◆ **YOUR TASK**
Locate each line holding the string "suffix" and copy it.

◆ **DATASET RECORDS**
=====
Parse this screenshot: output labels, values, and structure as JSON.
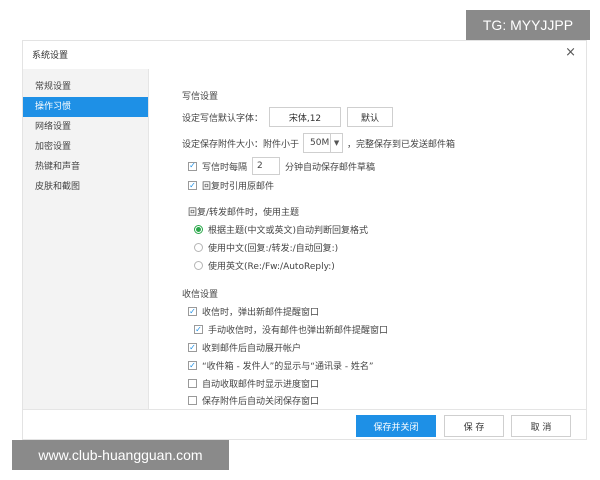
{
  "watermarks": {
    "top": "TG: MYYJJPP",
    "bottom": "www.club-huangguan.com"
  },
  "dialog": {
    "title": "系统设置",
    "close": "×"
  },
  "sidebar": {
    "items": [
      {
        "label": "常规设置",
        "active": false
      },
      {
        "label": "操作习惯",
        "active": true
      },
      {
        "label": "网络设置",
        "active": false
      },
      {
        "label": "加密设置",
        "active": false
      },
      {
        "label": "热键和声音",
        "active": false
      },
      {
        "label": "皮肤和截图",
        "active": false
      }
    ]
  },
  "compose": {
    "section_title": "写信设置",
    "font": {
      "label": "设定写信默认字体：",
      "value": "宋体,12",
      "default_button": "默认"
    },
    "attachment": {
      "label": "设定保存附件大小：附件小于",
      "value": "50M",
      "suffix": "，完整保存到已发送邮件箱"
    },
    "autosave": {
      "prefix": "写信时每隔",
      "value": "2",
      "suffix": "分钟自动保存邮件草稿",
      "checked": true
    },
    "quote_original": {
      "label": "回复时引用原邮件",
      "checked": true
    },
    "reply_subject": {
      "label": "回复/转发邮件时，使用主题",
      "options": [
        {
          "label": "根据主题(中文或英文)自动判断回复格式",
          "selected": true
        },
        {
          "label": "使用中文(回复:/转发:/自动回复:)",
          "selected": false
        },
        {
          "label": "使用英文(Re:/Fw:/AutoReply:)",
          "selected": false
        }
      ]
    }
  },
  "receive": {
    "section_title": "收信设置",
    "items": [
      {
        "label": "收信时，弹出新邮件提醒窗口",
        "checked": true
      },
      {
        "label": "手动收信时，没有邮件也弹出新邮件提醒窗口",
        "checked": true
      },
      {
        "label": "收到邮件后自动展开帐户",
        "checked": true
      },
      {
        "label": "“收件箱 - 发件人”的显示与“通讯录 - 姓名”",
        "checked": true
      },
      {
        "label": "自动收取邮件时显示进度窗口",
        "checked": false
      },
      {
        "label": "保存附件后自动关闭保存窗口",
        "checked": false
      }
    ]
  },
  "footer": {
    "save_close": "保存并关闭",
    "save": "保 存",
    "cancel": "取 消"
  },
  "colors": {
    "accent": "#1e90e6",
    "radio_selected": "#2aa74a"
  }
}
=====
◆ **WRITTEN RESPONSE**
      "suffix": "，完整保存到已发送邮件箱"
      "suffix": "分钟自动保存邮件草稿",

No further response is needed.